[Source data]
· · · · · · ·

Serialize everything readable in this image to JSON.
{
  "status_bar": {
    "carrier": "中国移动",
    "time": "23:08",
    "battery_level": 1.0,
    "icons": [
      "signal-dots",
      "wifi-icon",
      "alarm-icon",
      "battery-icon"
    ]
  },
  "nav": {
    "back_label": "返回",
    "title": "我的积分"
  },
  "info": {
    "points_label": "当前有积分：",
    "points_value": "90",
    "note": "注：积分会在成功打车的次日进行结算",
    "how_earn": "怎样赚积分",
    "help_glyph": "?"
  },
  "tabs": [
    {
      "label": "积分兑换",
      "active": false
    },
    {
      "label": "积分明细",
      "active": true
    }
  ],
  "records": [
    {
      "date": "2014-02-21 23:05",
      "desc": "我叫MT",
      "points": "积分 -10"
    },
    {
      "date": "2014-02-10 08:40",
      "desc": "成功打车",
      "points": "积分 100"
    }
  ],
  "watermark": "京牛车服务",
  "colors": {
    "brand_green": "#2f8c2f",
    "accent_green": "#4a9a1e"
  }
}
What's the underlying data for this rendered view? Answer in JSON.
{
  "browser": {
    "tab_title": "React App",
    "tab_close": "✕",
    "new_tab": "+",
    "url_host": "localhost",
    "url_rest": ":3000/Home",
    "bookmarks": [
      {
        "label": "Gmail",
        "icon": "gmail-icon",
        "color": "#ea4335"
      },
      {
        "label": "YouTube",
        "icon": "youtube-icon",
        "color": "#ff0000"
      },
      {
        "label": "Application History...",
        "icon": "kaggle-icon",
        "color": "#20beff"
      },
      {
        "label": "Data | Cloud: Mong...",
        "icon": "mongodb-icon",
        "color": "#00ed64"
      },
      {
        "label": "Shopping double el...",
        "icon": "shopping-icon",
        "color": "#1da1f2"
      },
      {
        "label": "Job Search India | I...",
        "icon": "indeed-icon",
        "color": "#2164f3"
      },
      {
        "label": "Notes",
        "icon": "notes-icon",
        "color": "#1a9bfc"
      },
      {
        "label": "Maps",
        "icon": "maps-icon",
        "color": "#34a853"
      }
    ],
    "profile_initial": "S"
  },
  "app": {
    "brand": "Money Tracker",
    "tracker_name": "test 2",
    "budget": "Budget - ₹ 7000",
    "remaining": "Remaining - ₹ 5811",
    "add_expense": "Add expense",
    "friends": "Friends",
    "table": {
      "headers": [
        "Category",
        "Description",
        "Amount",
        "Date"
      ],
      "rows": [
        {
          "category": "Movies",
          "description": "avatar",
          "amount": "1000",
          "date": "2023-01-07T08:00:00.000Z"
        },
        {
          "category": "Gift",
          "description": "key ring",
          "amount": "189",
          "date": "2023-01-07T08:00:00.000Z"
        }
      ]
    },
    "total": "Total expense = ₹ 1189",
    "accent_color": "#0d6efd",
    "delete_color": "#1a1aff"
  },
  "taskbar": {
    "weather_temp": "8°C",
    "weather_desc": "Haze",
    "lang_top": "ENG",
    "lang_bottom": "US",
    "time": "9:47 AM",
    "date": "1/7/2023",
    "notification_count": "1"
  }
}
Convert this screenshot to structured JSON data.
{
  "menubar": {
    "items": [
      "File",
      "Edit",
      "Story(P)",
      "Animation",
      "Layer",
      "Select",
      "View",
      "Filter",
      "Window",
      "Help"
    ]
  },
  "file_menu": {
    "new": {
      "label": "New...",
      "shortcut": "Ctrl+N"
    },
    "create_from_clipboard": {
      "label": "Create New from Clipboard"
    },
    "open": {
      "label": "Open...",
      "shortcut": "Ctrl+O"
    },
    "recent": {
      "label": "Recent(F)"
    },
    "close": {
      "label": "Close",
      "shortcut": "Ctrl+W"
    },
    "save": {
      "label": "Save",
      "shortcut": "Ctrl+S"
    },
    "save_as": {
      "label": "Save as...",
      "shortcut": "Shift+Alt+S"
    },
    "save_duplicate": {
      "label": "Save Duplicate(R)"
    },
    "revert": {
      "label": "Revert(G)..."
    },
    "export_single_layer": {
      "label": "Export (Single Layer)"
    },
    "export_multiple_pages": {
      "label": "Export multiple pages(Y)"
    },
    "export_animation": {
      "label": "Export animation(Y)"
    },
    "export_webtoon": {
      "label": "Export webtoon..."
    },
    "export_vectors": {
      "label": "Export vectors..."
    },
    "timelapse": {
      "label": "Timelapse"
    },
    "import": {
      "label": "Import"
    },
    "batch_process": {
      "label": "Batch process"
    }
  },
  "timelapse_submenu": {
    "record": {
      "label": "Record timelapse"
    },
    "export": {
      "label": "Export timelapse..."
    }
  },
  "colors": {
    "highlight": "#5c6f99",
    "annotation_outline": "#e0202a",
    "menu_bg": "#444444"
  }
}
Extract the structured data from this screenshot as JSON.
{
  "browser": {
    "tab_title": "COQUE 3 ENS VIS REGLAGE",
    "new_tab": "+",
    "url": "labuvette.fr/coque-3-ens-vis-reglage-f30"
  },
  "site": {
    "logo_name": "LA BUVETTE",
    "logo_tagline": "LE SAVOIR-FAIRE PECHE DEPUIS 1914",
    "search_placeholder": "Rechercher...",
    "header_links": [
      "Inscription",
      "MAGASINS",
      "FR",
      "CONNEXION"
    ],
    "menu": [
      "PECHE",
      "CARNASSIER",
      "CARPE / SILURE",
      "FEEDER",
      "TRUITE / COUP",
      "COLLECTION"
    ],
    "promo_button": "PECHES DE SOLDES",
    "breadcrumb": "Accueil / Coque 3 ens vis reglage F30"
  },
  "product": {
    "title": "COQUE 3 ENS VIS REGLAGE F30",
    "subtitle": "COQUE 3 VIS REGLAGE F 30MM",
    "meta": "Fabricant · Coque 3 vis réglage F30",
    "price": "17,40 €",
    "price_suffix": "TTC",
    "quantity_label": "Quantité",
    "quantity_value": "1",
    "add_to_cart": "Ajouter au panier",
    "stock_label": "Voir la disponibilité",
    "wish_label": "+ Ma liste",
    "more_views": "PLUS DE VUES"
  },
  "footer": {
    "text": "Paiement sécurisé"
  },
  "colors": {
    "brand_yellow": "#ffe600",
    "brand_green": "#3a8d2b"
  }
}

· · · · · · ·

**Description of the task:** Copy each line of the data that contains the word "Ctrl".

**Result below:**
      "shortcut": "Ctrl+N"
      "shortcut": "Ctrl+O"
      "shortcut": "Ctrl+W"
      "shortcut": "Ctrl+S"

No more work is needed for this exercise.